ИСХОДНЫЙ ФРАГМЕНТ:
------------------------------------------------------------------------
37 Такой подход, социологический по сути, позволяет показать чтение как многоцелевой процесс, связанный с обучением и воспитанием. В его рамках происходит социализация ребенка на основе реконструкции взрослым собственного понимания детства в процессе чтения книжек-картинок. Наконец, это формирует ребенка в качестве потребителя рыночной продукции, поскольку современная книжка-картинка является продуктом массового производства.
38 Для усиления социологической аргументации можно добавить примеры наличия большого количества видеороликов в интернете, где читатели и иногда сами авторы представляют книжки-картинки, и практически нет роликов, где бы представлялись комиксы. Практически все видео строятся по одной схеме. Чтец демонстрирует на камеру разворот книжки-картинки и читает вслух текст. При этом камера может перемещать фокус на отдельные детали иллюстраций. Опять же форма книжки-картинки способствует подобной интернет презентации. На мой взгляд, создать подобное видео с комиксами проблематично в силу структурных особенностей жанра. Подобный показ потребовал бы гораздо большего артистизма и фокусировки на большом количестве деталей. Такой ролик значительно бы увеличился по времени и обессмыслил бы саму идею таких презентаций. Это во многом объясняет успешность комикса как источника для голливудских экшн-фильмов.
39

Выводы.

40 Целью анализа, представленного в данной статье, является не формулирование определения книжки-картинки, а рассмотрение социологизации в качестве успешной методологической стратегии в гуманитарных исследованиях. Я доказываю, что социологические методы позволили исследователям детской литературы, посвятившим свои работы анализу последовательной литературы, выйти из своеобразного тупика, который заключался в невозможности дать определение отдельным жанрам иллюстрированной литературы через описание только их формальных признаков. Это стало возможным, когда внимание было перенесено на особенности чтения и отношения, возникающие в процессе чтения, конструируемые и воспроизводимые в социальных статусах и моделях поведения.
41 Если классическое литературоведение успешно, когда анализ касается устоявшихся жанров, которые более не меняются в своем развитии, то методологический потенциал социологии приходит на помощь исследованиям, обращающимся к анализу относительно новых синтетических видов текстов, вовлекаемых в интенсивные творческие эксперименты.
------------------------------------------------------------------------
ЧТО НУЖНО СДЕЛАТЬ:
Можете дословно выписать из фрагмента о книжках-картинках всё, начиная со слов «41 Если классическое» и вплоть до слов «интенсивные творческие эксперименты.»?
------------------------------------------------------------------------
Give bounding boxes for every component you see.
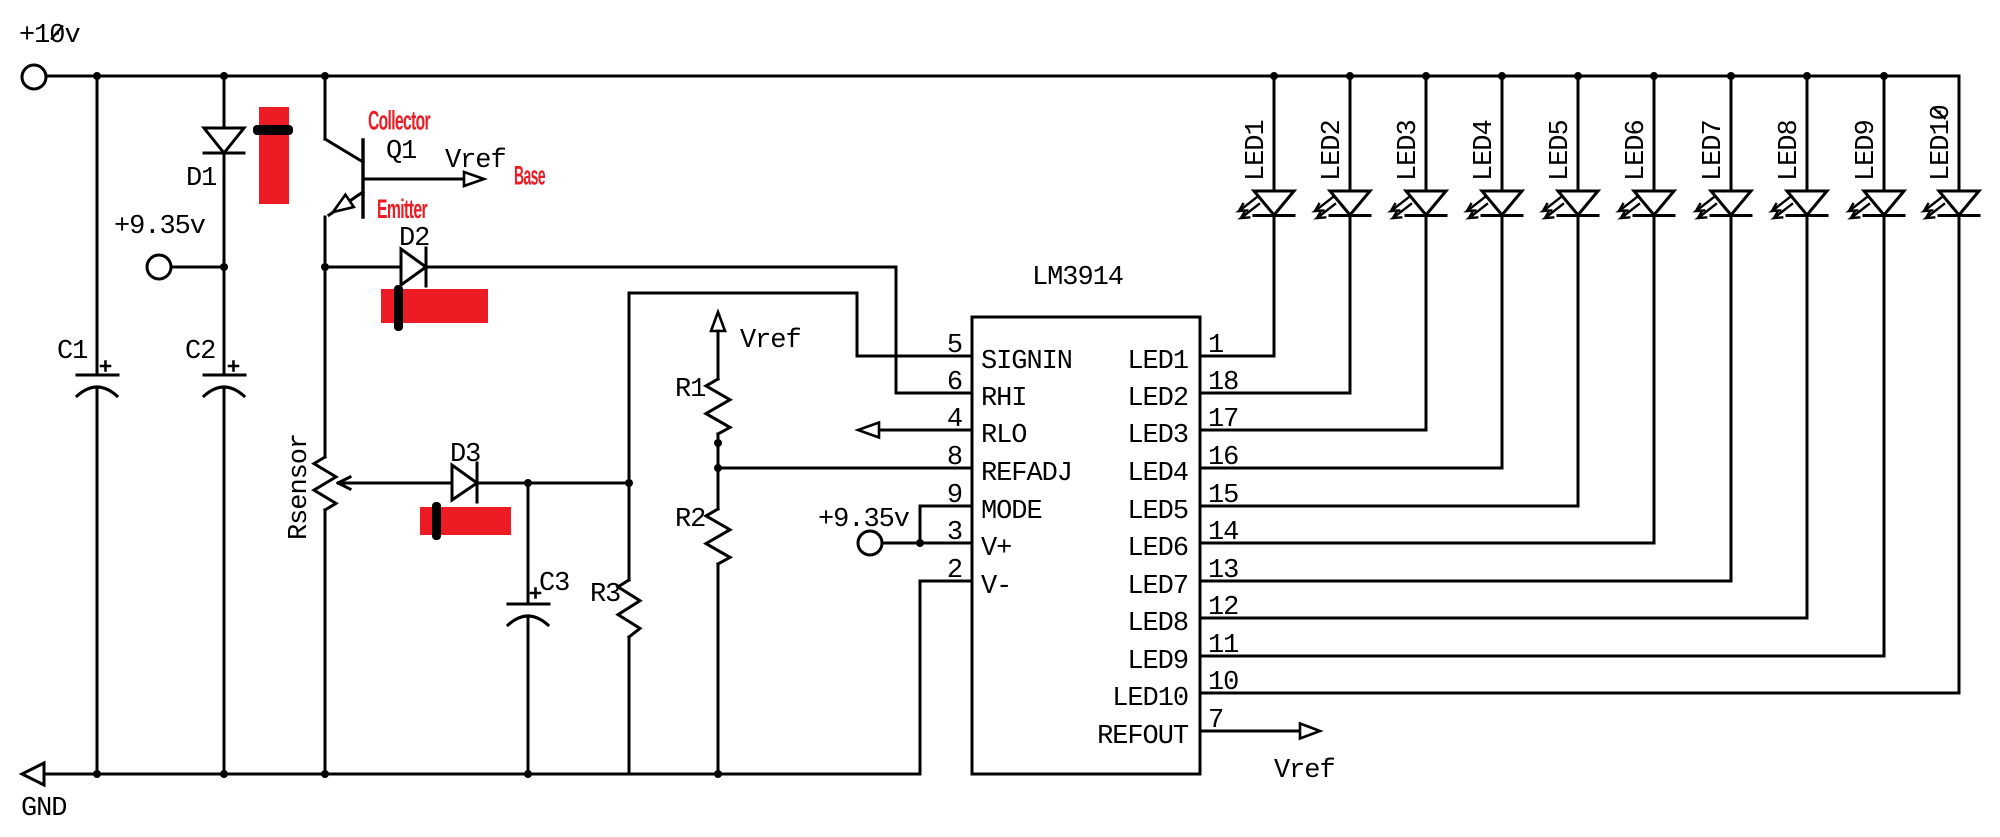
wire RLO pin 4 [879,429,972,432]
junction LED9 on +10v rail [1880,72,1888,80]
terminal +9.35v (V+) [858,531,882,555]
svg-text:R3: R3 [590,580,620,610]
svg-text:12: 12 [1208,593,1238,623]
svg-text:MODE: MODE [981,497,1042,527]
wire Q1 base to Vref arrow [363,178,464,181]
svg-text:R1: R1 [675,375,705,405]
wire Q1 collector from rail [324,76,327,139]
ground arrow [22,763,44,785]
junction LED3 on +10v rail [1422,72,1430,80]
resistor R1 [706,379,730,434]
resistor R2 [706,509,730,564]
junction D1 on +10v rail [220,72,228,80]
junction C1 on ground rail [93,770,101,778]
wire D2 to RHI corner [426,266,896,269]
svg-text:Collector: Collector [368,106,431,136]
wire Rsensor wiper to D3 [339,482,452,485]
wire pin 15 to LED5 column [1200,505,1578,508]
wire terminal to D1 column [171,266,224,269]
red marker over D2 [381,289,488,323]
svg-text:V+: V+ [981,534,1011,564]
svg-text:R2: R2 [675,505,705,535]
svg-text:LED6: LED6 [1127,534,1188,564]
wire D3 cathode to C3 node [477,482,528,485]
diode D1 [204,128,244,153]
svg-text:GND: GND [21,794,66,824]
red marker over D3 [420,507,511,535]
junction R2 on ground rail [714,770,722,778]
wire Vref arrow to R1 [717,331,720,379]
wire R3 node up to SIGNIN route [628,293,631,483]
svg-text:6: 6 [947,368,962,398]
junction R3 top [625,479,633,487]
wire C3 top [527,483,530,604]
junction LED7 on +10v rail [1727,72,1735,80]
wire Q1 emitter down [324,217,327,267]
wire R3 bottom to ground [628,637,631,774]
resistor R3 [618,580,640,637]
junction LED1 on +10v rail [1270,72,1278,80]
svg-text:C3: C3 [539,569,569,599]
svg-text:17: 17 [1208,405,1238,435]
junction Q1 emitter / D2 [321,263,329,271]
potentiometer Rsensor [314,457,336,510]
svg-text:16: 16 [1208,443,1238,473]
svg-text:RHI: RHI [981,384,1026,414]
black band on D1 marker [253,125,293,135]
terminal +9.35v (left) [147,255,171,279]
LED6 [1619,76,1674,543]
C1 polarity + [101,362,110,371]
svg-text:D1: D1 [186,164,216,194]
svg-text:D2: D2 [399,224,429,254]
wire C1 branch top [96,76,99,375]
svg-text:LED5: LED5 [1546,120,1576,181]
svg-text:13: 13 [1208,556,1238,586]
wire R3 top [628,483,631,580]
wire R2 bottom to ground [717,564,720,774]
junction LED5 on +10v rail [1574,72,1582,80]
arrow Vref (R1 top) [711,312,725,331]
slashed zero of LED10 label [1933,107,1946,119]
svg-text:LED3: LED3 [1127,421,1188,451]
wire RHI vertical into pin 6 [896,267,972,393]
diode D2 [401,249,426,285]
wire pin 12 to LED8 column [1200,617,1807,620]
wire pin 17 to LED3 column [1200,429,1426,432]
wire pin 16 to LED4 column [1200,467,1502,470]
svg-text:LM3914: LM3914 [1032,263,1123,293]
junction MODE / V+ [916,539,924,547]
svg-text:LED7: LED7 [1127,572,1188,602]
wire Rsensor bottom to ground [324,510,327,774]
LED2 [1315,76,1370,393]
svg-text:C1: C1 [57,337,87,367]
terminal +10v [22,65,46,89]
junction REFADJ node [714,464,722,472]
wire +10v top rail [46,75,1959,78]
black band on D3 marker [432,502,441,540]
capacitor C2 [204,374,245,377]
svg-text:Rsensor: Rsensor [285,434,315,540]
Rsensor wiper arrow [338,477,350,489]
svg-text:14: 14 [1208,518,1238,548]
LED4 [1467,76,1522,468]
junction C3 top [524,479,532,487]
arrow RLO [858,423,879,438]
black band on D2 marker [394,285,403,331]
svg-text:11: 11 [1208,631,1238,661]
svg-text:LED1: LED1 [1127,347,1188,377]
svg-text:LED1: LED1 [1242,120,1272,181]
svg-text:Vref: Vref [445,146,506,176]
wire SIGNIN route [629,293,972,356]
svg-text:5: 5 [947,331,962,361]
arrow Vref (base) [464,172,484,186]
wire pin 10 to LED10 column [1200,692,1959,695]
wire pin 14 to LED6 column [1200,542,1654,545]
diode D3 [452,465,477,500]
LED1 [1239,76,1294,356]
junction Rsensor on ground rail [321,770,329,778]
C2 polarity + [229,362,238,371]
LED8 [1772,76,1827,618]
junction Q1 on +10v rail [321,72,329,80]
svg-text:+9.35v: +9.35v [818,505,910,535]
C3 polarity + [531,589,540,598]
transistor Q1 [325,139,363,162]
wire pin 13 to LED7 column [1200,580,1731,583]
wire REFOUT pin 7 [1200,730,1300,733]
junction R1 bottom [714,439,722,447]
LED9 [1849,76,1904,656]
svg-text:LED8: LED8 [1775,120,1805,181]
junction LED4 on +10v rail [1498,72,1506,80]
wire V- pin 2 to ground [920,581,972,774]
svg-text:LED2: LED2 [1318,120,1348,181]
svg-text:Base: Base [514,161,546,191]
junction LED2 on +10v rail [1346,72,1354,80]
wire C3 node to R3 node [528,482,629,485]
arrow Vref (REFOUT) [1300,724,1320,739]
wire R1 bottom to REFADJ node [717,434,720,468]
svg-text:LED9: LED9 [1127,647,1188,677]
junction +9.35v / D1 column [220,263,228,271]
svg-text:18: 18 [1208,368,1238,398]
svg-text:7: 7 [1208,706,1223,736]
junction LED8 on +10v rail [1803,72,1811,80]
wire D1 cathode down [223,153,226,375]
wire emitter node down to Rsensor [324,267,327,457]
wire MODE pin 9 to V+ [920,506,972,543]
LED10 [1924,76,1979,693]
wire pin 18 to LED2 column [1200,392,1350,395]
red marker over D1 [259,107,289,204]
capacitor C1 [77,374,118,377]
svg-text:+9.35v: +9.35v [114,212,206,242]
wire pin 11 to LED9 column [1200,655,1884,658]
svg-text:C2: C2 [185,337,215,367]
svg-text:LED9: LED9 [1852,120,1882,181]
svg-text:SIGNIN: SIGNIN [981,347,1072,377]
svg-text:D3: D3 [450,440,480,470]
op-amp U1 LM3914 body [972,317,1200,774]
svg-text:Emitter: Emitter [377,194,428,224]
svg-text:Vref: Vref [1274,756,1335,786]
svg-text:+10v: +10v [19,21,80,51]
capacitor C3 [508,603,549,606]
LED3 [1391,76,1446,430]
wire REFADJ node to R2 [717,468,720,509]
svg-text:RLO: RLO [981,421,1026,451]
wire REFADJ pin 8 [718,467,972,470]
svg-text:LED2: LED2 [1127,384,1188,414]
svg-text:9: 9 [947,481,962,511]
LED5 [1543,76,1598,506]
svg-text:LED4: LED4 [1127,459,1188,489]
svg-text:REFOUT: REFOUT [1097,722,1189,752]
svg-text:3: 3 [947,518,962,548]
junction C1 on +10v rail [93,72,101,80]
svg-text:1: 1 [1208,331,1223,361]
svg-text:2: 2 [947,556,962,586]
wire pin 1 to LED1 column [1200,355,1274,358]
svg-text:LED10: LED10 [1112,684,1188,714]
svg-text:LED6: LED6 [1622,120,1652,181]
svg-text:V-: V- [981,572,1011,602]
wire emitter node to D2 [325,266,401,269]
svg-text:15: 15 [1208,481,1238,511]
junction C2 on ground rail [220,770,228,778]
svg-text:LED8: LED8 [1127,609,1188,639]
wire D1 branch top [223,76,226,128]
junction LED6 on +10v rail [1650,72,1658,80]
slashed zero of +10v [51,26,63,40]
svg-text:10: 10 [1208,668,1238,698]
svg-text:REFADJ: REFADJ [981,459,1072,489]
svg-text:Vref: Vref [740,326,801,356]
LED7 [1696,76,1751,581]
svg-text:LED4: LED4 [1470,120,1500,181]
wire V+ pin 3 [882,542,972,545]
svg-text:LED7: LED7 [1699,120,1729,181]
svg-text:LED3: LED3 [1394,120,1424,181]
junction C3 on ground rail [524,770,532,778]
svg-text:Q1: Q1 [386,137,416,167]
svg-text:4: 4 [947,405,962,435]
svg-text:8: 8 [947,443,962,473]
svg-text:LED5: LED5 [1127,497,1188,527]
ground rail wire [44,773,920,776]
------------------------------------------------------------------------
ПРАВИЛЬНЫЙ ОТВЕТ:
41 Если классическое литературоведение успешно, когда анализ касается устоявшихся жанров, которые более не меняются в своем развитии, то методологический потенциал социологии приходит на помощь исследованиям, обращающимся к анализу относительно новых синтетических видов текстов, вовлекаемых в интенсивные творческие эксперименты.